[Stored items]
* * * * *

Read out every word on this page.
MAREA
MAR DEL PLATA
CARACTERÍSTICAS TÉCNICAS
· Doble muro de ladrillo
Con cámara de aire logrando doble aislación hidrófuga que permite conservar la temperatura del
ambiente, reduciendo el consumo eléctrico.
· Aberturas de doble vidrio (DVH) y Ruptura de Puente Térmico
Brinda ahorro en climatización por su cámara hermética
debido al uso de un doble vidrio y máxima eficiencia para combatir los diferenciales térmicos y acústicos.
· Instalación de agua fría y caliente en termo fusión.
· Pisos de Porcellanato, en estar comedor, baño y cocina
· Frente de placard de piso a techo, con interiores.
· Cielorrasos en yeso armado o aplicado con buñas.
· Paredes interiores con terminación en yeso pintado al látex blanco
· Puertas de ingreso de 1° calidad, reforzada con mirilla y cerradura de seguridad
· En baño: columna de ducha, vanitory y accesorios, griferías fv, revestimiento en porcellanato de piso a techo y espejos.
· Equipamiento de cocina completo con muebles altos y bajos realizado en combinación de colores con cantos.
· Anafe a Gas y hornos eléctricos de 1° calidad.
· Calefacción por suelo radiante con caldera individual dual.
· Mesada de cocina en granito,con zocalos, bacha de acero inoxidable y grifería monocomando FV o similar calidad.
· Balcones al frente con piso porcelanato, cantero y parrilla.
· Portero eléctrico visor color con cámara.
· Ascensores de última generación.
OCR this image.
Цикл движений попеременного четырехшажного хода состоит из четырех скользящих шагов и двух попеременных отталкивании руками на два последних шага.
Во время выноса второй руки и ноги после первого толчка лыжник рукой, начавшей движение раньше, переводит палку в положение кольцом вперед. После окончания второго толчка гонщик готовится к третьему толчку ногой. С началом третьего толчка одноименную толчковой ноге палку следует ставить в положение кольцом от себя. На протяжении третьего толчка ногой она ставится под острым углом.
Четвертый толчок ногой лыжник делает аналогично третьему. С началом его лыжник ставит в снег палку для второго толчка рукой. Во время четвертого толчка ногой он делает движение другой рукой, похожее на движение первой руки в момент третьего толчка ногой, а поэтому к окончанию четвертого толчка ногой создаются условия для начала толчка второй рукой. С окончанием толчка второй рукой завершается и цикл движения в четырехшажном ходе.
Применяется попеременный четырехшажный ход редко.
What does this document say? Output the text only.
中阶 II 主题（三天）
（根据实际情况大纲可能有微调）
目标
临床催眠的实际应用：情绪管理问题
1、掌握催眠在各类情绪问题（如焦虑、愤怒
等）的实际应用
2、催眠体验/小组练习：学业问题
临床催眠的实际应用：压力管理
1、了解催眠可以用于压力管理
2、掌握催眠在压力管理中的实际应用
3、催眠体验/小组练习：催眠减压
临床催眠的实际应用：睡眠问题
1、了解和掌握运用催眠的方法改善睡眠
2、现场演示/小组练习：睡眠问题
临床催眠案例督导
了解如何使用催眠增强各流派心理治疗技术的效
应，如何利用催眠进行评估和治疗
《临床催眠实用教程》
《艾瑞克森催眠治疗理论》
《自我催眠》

* * * * *

**Exercise prompt**. Starting at the line that contains "What does this", print every line through the end of the listing, word for word. Leave out all the rest.

**Output of the task**.
What does this document say? Output the text only.
中阶 II 主题（三天）
（根据实际情况大纲可能有微调）
目标
临床催眠的实际应用：情绪管理问题
1、掌握催眠在各类情绪问题（如焦虑、愤怒
等）的实际应用
2、催眠体验/小组练习：学业问题
临床催眠的实际应用：压力管理
1、了解催眠可以用于压力管理
2、掌握催眠在压力管理中的实际应用
3、催眠体验/小组练习：催眠减压
临床催眠的实际应用：睡眠问题
1、了解和掌握运用催眠的方法改善睡眠
2、现场演示/小组练习：睡眠问题
临床催眠案例督导
了解如何使用催眠增强各流派心理治疗技术的效
应，如何利用催眠进行评估和治疗
《临床催眠实用教程》
《艾瑞克森催眠治疗理论》
《自我催眠》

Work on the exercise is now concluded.